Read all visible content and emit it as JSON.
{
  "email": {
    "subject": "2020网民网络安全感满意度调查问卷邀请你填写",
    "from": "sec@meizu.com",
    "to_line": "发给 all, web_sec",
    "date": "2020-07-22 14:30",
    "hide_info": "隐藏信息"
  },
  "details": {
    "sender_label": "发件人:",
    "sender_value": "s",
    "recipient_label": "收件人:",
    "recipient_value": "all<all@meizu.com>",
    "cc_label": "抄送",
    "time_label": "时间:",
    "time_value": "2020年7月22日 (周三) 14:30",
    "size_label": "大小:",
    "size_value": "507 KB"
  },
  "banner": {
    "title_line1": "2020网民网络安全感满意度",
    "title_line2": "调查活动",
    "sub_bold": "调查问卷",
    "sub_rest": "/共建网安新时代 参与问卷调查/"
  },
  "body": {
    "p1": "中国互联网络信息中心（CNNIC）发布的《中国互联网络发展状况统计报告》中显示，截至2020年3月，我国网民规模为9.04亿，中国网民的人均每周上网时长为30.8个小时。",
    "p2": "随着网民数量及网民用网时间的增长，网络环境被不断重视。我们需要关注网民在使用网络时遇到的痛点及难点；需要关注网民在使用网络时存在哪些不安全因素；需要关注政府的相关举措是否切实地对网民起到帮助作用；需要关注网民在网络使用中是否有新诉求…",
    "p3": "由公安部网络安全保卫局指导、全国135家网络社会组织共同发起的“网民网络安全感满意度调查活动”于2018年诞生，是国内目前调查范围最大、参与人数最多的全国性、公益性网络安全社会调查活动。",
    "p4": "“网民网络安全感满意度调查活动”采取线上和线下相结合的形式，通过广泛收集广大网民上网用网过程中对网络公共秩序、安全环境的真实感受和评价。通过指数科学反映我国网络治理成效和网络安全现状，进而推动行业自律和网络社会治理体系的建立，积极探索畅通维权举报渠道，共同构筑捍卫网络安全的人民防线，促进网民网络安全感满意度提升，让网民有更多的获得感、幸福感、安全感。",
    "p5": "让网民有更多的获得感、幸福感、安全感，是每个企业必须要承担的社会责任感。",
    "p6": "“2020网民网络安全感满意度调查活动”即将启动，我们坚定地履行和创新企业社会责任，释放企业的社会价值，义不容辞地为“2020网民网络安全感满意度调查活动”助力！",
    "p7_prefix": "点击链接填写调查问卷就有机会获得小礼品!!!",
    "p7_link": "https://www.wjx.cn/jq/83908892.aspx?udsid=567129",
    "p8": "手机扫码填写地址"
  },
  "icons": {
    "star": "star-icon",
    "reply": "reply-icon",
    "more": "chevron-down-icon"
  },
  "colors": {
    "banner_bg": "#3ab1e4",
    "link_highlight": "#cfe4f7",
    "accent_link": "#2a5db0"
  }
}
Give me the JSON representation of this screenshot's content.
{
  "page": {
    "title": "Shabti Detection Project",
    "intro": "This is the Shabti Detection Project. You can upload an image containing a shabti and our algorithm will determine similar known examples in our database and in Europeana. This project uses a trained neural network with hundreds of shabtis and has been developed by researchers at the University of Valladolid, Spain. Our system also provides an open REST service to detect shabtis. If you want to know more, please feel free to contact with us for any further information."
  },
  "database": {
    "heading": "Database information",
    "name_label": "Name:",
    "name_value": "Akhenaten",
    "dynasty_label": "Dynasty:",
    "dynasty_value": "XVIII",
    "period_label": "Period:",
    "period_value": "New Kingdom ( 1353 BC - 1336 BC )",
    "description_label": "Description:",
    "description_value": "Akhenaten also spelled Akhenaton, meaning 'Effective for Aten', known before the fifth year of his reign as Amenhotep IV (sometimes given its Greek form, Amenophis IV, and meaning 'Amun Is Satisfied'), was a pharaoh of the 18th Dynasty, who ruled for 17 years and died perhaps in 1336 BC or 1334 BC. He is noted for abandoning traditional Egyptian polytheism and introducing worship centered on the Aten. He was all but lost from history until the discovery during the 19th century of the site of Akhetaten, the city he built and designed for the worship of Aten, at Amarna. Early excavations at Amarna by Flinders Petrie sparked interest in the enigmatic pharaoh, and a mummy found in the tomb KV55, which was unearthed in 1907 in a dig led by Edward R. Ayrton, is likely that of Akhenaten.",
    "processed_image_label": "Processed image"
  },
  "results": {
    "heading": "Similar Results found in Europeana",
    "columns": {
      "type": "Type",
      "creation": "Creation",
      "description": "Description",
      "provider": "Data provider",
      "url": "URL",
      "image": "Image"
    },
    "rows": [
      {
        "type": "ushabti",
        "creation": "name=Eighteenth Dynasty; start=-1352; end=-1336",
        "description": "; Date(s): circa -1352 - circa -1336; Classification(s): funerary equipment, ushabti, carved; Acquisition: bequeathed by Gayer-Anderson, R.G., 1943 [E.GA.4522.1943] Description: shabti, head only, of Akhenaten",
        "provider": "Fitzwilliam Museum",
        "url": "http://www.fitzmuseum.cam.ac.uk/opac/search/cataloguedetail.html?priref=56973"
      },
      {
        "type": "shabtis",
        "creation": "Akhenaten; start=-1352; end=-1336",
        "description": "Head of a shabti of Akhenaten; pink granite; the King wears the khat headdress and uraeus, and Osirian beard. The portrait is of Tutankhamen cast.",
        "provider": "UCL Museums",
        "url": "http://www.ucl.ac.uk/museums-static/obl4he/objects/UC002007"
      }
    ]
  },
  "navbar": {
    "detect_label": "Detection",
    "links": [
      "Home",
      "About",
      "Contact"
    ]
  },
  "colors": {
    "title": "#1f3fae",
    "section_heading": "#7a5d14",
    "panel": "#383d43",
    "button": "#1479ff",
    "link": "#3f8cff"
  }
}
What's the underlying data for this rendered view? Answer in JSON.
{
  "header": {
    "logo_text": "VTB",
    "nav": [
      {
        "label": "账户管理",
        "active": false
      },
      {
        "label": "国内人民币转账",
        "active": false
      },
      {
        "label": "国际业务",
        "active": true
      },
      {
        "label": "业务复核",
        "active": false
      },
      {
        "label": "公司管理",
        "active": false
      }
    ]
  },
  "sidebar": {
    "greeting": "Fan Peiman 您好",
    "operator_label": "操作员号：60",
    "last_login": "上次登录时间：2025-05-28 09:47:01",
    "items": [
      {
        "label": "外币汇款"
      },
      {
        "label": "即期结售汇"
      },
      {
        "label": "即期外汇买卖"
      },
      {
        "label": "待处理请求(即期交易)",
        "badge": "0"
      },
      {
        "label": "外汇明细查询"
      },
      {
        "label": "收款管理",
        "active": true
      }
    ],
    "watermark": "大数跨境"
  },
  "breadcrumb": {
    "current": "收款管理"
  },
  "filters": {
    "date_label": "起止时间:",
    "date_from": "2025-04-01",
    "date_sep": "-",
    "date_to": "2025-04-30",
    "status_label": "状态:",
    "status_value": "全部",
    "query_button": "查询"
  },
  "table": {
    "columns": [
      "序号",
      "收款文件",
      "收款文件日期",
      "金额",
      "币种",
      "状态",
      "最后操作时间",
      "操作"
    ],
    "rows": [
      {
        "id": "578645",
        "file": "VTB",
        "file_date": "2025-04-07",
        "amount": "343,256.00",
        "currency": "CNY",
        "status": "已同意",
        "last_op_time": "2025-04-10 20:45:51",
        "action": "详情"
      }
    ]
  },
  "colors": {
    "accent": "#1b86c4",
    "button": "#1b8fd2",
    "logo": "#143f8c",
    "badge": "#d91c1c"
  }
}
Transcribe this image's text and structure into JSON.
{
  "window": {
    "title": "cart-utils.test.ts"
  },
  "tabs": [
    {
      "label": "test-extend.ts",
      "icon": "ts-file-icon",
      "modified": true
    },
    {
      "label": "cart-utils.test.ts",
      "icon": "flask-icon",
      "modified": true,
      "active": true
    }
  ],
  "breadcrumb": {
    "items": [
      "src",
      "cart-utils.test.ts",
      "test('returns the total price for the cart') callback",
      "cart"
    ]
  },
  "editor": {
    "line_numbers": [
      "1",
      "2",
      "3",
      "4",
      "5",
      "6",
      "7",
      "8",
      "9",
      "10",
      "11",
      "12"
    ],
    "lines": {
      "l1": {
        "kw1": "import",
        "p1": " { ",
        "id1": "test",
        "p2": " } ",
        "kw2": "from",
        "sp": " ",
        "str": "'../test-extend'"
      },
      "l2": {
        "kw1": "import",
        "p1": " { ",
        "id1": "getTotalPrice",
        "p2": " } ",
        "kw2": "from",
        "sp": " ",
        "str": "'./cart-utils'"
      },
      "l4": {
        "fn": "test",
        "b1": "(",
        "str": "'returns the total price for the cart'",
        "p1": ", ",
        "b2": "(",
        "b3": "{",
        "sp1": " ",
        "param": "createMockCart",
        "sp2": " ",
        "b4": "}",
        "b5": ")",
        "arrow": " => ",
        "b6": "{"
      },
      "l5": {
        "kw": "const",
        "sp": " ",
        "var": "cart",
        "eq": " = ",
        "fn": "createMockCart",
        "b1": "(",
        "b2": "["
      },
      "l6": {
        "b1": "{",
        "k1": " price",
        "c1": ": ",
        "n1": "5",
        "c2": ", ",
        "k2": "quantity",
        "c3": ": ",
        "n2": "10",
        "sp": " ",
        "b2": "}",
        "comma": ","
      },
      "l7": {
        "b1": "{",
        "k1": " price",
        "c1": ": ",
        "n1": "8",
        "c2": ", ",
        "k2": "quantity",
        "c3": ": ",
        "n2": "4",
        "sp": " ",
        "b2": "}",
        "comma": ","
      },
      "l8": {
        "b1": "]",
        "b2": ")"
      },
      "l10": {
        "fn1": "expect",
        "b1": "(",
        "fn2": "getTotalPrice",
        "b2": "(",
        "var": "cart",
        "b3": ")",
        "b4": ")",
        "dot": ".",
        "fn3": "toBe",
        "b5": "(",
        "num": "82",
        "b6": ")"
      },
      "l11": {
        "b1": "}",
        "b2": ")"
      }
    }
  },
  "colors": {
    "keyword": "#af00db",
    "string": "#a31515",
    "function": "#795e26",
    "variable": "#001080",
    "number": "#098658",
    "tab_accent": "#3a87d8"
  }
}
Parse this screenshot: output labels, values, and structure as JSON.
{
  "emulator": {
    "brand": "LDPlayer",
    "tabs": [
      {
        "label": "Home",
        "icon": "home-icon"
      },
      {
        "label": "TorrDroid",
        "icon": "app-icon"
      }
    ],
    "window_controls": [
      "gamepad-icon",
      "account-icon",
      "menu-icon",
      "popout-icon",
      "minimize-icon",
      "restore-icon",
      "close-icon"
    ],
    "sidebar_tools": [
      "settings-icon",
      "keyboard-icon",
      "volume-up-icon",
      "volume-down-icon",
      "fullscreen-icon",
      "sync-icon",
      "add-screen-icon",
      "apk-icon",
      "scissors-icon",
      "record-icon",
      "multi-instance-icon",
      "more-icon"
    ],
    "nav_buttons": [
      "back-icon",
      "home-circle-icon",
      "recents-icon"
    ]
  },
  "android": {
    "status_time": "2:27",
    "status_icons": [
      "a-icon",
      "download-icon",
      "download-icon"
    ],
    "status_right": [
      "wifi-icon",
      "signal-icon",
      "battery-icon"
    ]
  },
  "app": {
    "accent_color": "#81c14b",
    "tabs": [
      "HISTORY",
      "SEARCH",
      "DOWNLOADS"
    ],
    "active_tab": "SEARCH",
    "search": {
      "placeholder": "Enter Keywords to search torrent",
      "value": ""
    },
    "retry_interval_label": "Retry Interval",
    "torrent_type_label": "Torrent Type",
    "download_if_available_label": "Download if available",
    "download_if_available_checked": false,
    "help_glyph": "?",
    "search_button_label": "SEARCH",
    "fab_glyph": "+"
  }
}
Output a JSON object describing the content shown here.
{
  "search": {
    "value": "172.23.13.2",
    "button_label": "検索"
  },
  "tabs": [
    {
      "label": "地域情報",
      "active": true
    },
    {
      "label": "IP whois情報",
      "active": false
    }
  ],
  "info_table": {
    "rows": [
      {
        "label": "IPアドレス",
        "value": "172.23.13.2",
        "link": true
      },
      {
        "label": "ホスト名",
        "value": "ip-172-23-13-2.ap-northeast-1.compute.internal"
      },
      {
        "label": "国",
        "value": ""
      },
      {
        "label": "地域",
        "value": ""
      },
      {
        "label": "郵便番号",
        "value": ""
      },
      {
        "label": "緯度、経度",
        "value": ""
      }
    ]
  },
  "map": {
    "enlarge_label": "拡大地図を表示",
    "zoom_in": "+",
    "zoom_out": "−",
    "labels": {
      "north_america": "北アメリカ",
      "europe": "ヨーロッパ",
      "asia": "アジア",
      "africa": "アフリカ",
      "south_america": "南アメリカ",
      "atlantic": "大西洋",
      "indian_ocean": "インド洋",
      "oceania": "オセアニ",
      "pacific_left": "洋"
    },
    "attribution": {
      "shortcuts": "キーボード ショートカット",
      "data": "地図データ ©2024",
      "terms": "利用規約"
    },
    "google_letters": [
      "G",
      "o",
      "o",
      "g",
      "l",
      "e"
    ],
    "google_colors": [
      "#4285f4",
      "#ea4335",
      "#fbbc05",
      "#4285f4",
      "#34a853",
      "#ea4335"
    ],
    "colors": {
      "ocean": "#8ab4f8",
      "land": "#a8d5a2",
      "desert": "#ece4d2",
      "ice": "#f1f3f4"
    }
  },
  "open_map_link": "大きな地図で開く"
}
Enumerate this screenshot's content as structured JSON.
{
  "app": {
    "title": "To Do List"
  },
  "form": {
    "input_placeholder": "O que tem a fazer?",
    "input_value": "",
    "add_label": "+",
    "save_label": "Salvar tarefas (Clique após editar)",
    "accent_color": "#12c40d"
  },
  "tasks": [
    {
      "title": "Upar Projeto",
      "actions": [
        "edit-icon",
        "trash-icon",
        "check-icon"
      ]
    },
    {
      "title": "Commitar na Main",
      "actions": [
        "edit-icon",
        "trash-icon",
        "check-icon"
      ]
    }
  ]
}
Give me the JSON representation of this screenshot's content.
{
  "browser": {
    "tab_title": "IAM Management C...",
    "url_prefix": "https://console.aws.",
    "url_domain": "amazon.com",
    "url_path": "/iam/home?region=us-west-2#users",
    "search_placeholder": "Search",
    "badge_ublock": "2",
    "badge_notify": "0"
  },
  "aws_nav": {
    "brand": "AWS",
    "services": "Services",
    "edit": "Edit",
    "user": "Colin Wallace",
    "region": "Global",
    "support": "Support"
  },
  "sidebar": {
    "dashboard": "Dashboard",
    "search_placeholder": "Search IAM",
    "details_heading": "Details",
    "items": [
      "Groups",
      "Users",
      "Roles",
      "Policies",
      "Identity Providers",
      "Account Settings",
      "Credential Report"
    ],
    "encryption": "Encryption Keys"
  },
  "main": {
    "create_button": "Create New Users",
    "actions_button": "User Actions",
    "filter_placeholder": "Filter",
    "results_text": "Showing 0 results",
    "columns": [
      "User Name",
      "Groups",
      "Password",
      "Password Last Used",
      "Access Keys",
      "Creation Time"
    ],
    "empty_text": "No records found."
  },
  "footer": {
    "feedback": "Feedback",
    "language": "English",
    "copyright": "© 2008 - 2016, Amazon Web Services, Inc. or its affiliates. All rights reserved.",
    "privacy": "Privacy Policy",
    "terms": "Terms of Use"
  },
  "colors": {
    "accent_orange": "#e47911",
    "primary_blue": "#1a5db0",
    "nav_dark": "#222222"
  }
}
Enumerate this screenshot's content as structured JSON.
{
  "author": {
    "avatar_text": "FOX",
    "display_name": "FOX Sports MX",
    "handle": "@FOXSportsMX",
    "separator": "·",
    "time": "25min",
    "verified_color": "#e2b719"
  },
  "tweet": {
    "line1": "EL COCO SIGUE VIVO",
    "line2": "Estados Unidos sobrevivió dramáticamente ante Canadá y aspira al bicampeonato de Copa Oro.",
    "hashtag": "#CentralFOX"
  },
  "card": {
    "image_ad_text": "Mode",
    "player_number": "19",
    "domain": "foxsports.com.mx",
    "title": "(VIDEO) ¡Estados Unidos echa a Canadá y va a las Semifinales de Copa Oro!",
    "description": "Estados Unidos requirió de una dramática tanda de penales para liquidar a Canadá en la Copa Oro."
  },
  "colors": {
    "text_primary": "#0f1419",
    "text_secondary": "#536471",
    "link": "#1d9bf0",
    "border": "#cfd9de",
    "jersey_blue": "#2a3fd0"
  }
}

[OBJECTIVE] Look above for lines with the word "test" and copy them all.

[THE REPLY]
    "title": "cart-utils.test.ts"
      "label": "test-extend.ts",
      "label": "cart-utils.test.ts",
      "cart-utils.test.ts",
      "test('returns the total price for the cart') callback",
        "id1": "test",
        "str": "'../test-extend'"
        "fn": "test",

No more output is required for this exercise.